PROBLEM TO SOLVE:
State how many lines of the listing below include the word "中华人民共和国家庭教育促进法". Give only the number.

Stored records:
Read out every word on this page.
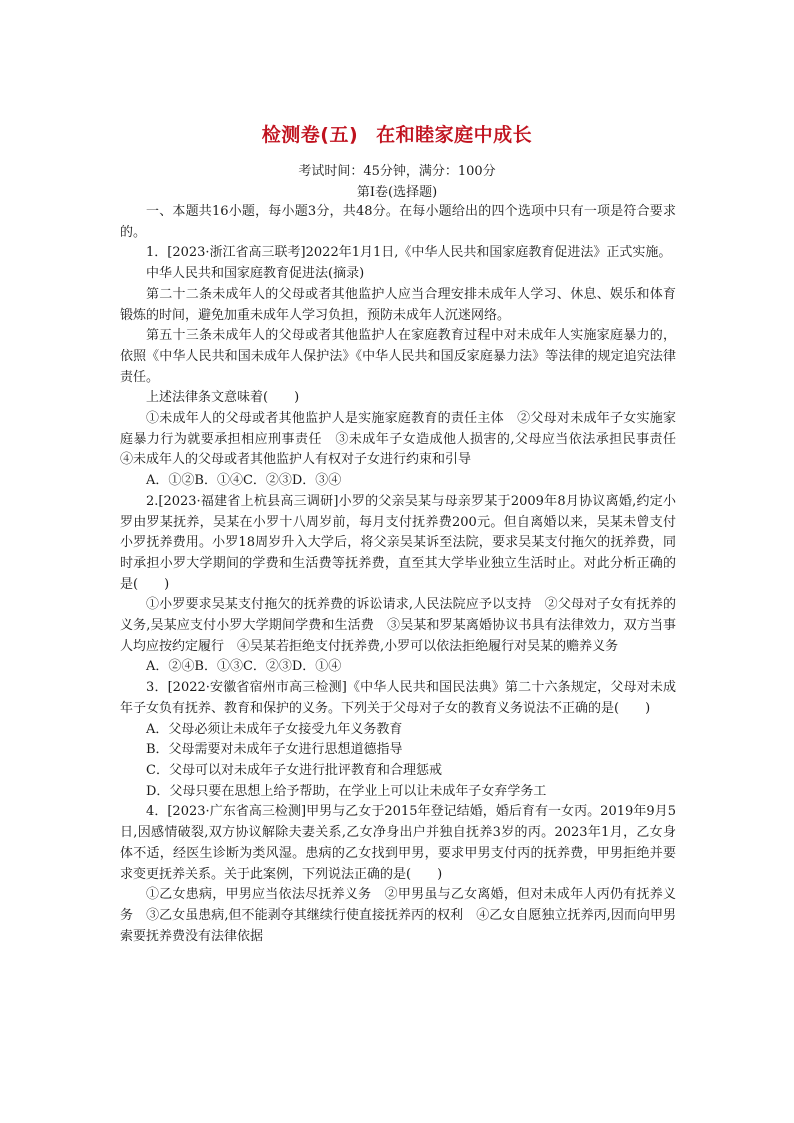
检测卷(五) 在和睦家庭中成长
考试时间：45分钟，满分：100分
第Ⅰ卷(选择题)

一、本题共16小题，每小题3分，共48分。在每小题给出的四个选项中只有一项是符合要求的。

1．[2023·浙江省高三联考]2022年1月1日,《中华人民共和国家庭教育促进法》正式实施。

中华人民共和国家庭教育促进法(摘录)

第二十二条未成年人的父母或者其他监护人应当合理安排未成年人学习、休息、娱乐和体育锻炼的时间，避免加重未成年人学习负担，预防未成年人沉迷网络。

第五十三条未成年人的父母或者其他监护人在家庭教育过程中对未成年人实施家庭暴力的，依照《中华人民共和国未成年人保护法》《中华人民共和国反家庭暴力法》等法律的规定追究法律责任。

上述法律条文意味着(　　)

①未成年人的父母或者其他监护人是实施家庭教育的责任主体　②父母对未成年子女实施家庭暴力行为就要承担相应刑事责任　③未成年子女造成他人损害的,父母应当依法承担民事责任　④未成年人的父母或者其他监护人有权对子女进行约束和引导

A．①②B．①④C．②③D．③④

2.[2023·福建省上杭县高三调研]小罗的父亲吴某与母亲罗某于2009年8月协议离婚,约定小罗由罗某抚养，吴某在小罗十八周岁前，每月支付抚养费200元。但自离婚以来，吴某未曾支付小罗抚养费用。小罗18周岁升入大学后，将父亲吴某诉至法院，要求吴某支付拖欠的抚养费，同时承担小罗大学期间的学费和生活费等抚养费，直至其大学毕业独立生活时止。对此分析正确的是(　　)

①小罗要求吴某支付拖欠的抚养费的诉讼请求,人民法院应予以支持　②父母对子女有抚养的义务,吴某应支付小罗大学期间学费和生活费　③吴某和罗某离婚协议书具有法律效力，双方当事人均应按约定履行　④吴某若拒绝支付抚养费,小罗可以依法拒绝履行对吴某的赡养义务

A．②④B．①③C．②③D．①④

3．[2022·安徽省宿州市高三检测]《中华人民共和国民法典》第二十六条规定，父母对未成年子女负有抚养、教育和保护的义务。下列关于父母对子女的教育义务说法不正确的是(　　)

A．父母必须让未成年子女接受九年义务教育

B．父母需要对未成年子女进行思想道德指导

C．父母可以对未成年子女进行批评教育和合理惩戒

D．父母只要在思想上给予帮助，在学业上可以让未成年子女弃学务工

4．[2023·广东省高三检测]甲男与乙女于2015年登记结婚，婚后育有一女丙。2019年9月5日,因感情破裂,双方协议解除夫妻关系,乙女净身出户并独自抚养3岁的丙。2023年1月，乙女身体不适，经医生诊断为类风湿。患病的乙女找到甲男，要求甲男支付丙的抚养费，甲男拒绝并要求变更抚养关系。关于此案例，下列说法正确的是(　　)

①乙女患病，甲男应当依法尽抚养义务　②甲男虽与乙女离婚，但对未成年人丙仍有抚养义务　③乙女虽患病,但不能剥夺其继续行使直接抚养丙的权利　④乙女自愿独立抚养丙,因而向甲男索要抚养费没有法律依据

ANSWER TO THIS PROBLEM:
2